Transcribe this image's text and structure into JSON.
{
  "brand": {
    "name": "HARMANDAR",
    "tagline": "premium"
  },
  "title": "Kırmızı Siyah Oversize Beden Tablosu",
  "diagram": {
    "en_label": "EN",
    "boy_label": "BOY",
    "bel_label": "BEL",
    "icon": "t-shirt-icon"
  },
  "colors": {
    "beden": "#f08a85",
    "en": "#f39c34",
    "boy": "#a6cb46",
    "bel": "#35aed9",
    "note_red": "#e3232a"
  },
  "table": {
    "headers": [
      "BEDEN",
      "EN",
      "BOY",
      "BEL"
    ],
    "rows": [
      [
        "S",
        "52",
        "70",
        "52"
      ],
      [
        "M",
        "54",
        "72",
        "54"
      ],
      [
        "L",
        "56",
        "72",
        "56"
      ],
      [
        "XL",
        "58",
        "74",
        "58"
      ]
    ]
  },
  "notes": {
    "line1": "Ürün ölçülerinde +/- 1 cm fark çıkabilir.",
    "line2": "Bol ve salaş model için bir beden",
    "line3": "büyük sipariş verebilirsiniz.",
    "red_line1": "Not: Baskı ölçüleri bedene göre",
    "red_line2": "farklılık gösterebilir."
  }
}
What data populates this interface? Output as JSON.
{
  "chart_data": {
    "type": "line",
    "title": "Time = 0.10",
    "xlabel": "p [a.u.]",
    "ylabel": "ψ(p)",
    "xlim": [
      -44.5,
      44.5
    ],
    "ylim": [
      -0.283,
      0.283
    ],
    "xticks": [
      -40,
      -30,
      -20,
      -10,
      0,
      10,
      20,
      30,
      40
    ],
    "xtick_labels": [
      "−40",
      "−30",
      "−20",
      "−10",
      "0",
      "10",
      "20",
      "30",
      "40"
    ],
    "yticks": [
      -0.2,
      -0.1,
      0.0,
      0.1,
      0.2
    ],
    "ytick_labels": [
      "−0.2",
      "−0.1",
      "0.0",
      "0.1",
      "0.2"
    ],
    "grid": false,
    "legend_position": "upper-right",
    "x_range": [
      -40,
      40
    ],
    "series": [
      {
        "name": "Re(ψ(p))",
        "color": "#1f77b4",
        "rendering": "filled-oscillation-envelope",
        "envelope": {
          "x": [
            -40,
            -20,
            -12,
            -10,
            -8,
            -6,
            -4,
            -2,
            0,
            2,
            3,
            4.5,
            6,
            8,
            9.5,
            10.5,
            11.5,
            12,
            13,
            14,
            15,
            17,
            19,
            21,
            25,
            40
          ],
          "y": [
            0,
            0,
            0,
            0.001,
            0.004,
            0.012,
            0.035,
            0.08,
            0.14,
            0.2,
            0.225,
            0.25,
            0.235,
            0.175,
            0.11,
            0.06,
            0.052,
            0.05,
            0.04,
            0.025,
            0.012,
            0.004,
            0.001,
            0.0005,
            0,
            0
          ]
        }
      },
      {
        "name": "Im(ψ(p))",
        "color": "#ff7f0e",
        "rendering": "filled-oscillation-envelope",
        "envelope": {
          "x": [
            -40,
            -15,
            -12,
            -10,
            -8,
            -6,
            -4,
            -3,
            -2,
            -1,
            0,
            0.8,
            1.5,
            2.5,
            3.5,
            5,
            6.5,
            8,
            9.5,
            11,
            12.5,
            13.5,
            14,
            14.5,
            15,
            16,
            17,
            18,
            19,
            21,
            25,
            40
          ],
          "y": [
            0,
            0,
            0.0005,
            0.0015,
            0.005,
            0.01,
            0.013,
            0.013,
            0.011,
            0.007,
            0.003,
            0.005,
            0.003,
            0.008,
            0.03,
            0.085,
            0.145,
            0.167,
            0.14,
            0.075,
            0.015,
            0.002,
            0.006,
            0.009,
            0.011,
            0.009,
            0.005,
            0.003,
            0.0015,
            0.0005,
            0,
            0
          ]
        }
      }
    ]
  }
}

—————

Aim of the exercise ▸
Reproduce the whole listing word for word.

Correct answer ▸
Transcribe this image's text and structure into JSON.
{
  "brand": {
    "name": "HARMANDAR",
    "tagline": "premium"
  },
  "title": "Kırmızı Siyah Oversize Beden Tablosu",
  "diagram": {
    "en_label": "EN",
    "boy_label": "BOY",
    "bel_label": "BEL",
    "icon": "t-shirt-icon"
  },
  "colors": {
    "beden": "#f08a85",
    "en": "#f39c34",
    "boy": "#a6cb46",
    "bel": "#35aed9",
    "note_red": "#e3232a"
  },
  "table": {
    "headers": [
      "BEDEN",
      "EN",
      "BOY",
      "BEL"
    ],
    "rows": [
      [
        "S",
        "52",
        "70",
        "52"
      ],
      [
        "M",
        "54",
        "72",
        "54"
      ],
      [
        "L",
        "56",
        "72",
        "56"
      ],
      [
        "XL",
        "58",
        "74",
        "58"
      ]
    ]
  },
  "notes": {
    "line1": "Ürün ölçülerinde +/- 1 cm fark çıkabilir.",
    "line2": "Bol ve salaş model için bir beden",
    "line3": "büyük sipariş verebilirsiniz.",
    "red_line1": "Not: Baskı ölçüleri bedene göre",
    "red_line2": "farklılık gösterebilir."
  }
}
What data populates this interface? Output as JSON.
{
  "chart_data": {
    "type": "line",
    "title": "Time = 0.10",
    "xlabel": "p [a.u.]",
    "ylabel": "ψ(p)",
    "xlim": [
      -44.5,
      44.5
    ],
    "ylim": [
      -0.283,
      0.283
    ],
    "xticks": [
      -40,
      -30,
      -20,
      -10,
      0,
      10,
      20,
      30,
      40
    ],
    "xtick_labels": [
      "−40",
      "−30",
      "−20",
      "−10",
      "0",
      "10",
      "20",
      "30",
      "40"
    ],
    "yticks": [
      -0.2,
      -0.1,
      0.0,
      0.1,
      0.2
    ],
    "ytick_labels": [
      "−0.2",
      "−0.1",
      "0.0",
      "0.1",
      "0.2"
    ],
    "grid": false,
    "legend_position": "upper-right",
    "x_range": [
      -40,
      40
    ],
    "series": [
      {
        "name": "Re(ψ(p))",
        "color": "#1f77b4",
        "rendering": "filled-oscillation-envelope",
        "envelope": {
          "x": [
            -40,
            -20,
            -12,
            -10,
            -8,
            -6,
            -4,
            -2,
            0,
            2,
            3,
            4.5,
            6,
            8,
            9.5,
            10.5,
            11.5,
            12,
            13,
            14,
            15,
            17,
            19,
            21,
            25,
            40
          ],
          "y": [
            0,
            0,
            0,
            0.001,
            0.004,
            0.012,
            0.035,
            0.08,
            0.14,
            0.2,
            0.225,
            0.25,
            0.235,
            0.175,
            0.11,
            0.06,
            0.052,
            0.05,
            0.04,
            0.025,
            0.012,
            0.004,
            0.001,
            0.0005,
            0,
            0
          ]
        }
      },
      {
        "name": "Im(ψ(p))",
        "color": "#ff7f0e",
        "rendering": "filled-oscillation-envelope",
        "envelope": {
          "x": [
            -40,
            -15,
            -12,
            -10,
            -8,
            -6,
            -4,
            -3,
            -2,
            -1,
            0,
            0.8,
            1.5,
            2.5,
            3.5,
            5,
            6.5,
            8,
            9.5,
            11,
            12.5,
            13.5,
            14,
            14.5,
            15,
            16,
            17,
            18,
            19,
            21,
            25,
            40
          ],
          "y": [
            0,
            0,
            0.0005,
            0.0015,
            0.005,
            0.01,
            0.013,
            0.013,
            0.011,
            0.007,
            0.003,
            0.005,
            0.003,
            0.008,
            0.03,
            0.085,
            0.145,
            0.167,
            0.14,
            0.075,
            0.015,
            0.002,
            0.006,
            0.009,
            0.011,
            0.009,
            0.005,
            0.003,
            0.0015,
            0.0005,
            0,
            0
          ]
        }
      }
    ]
  }
}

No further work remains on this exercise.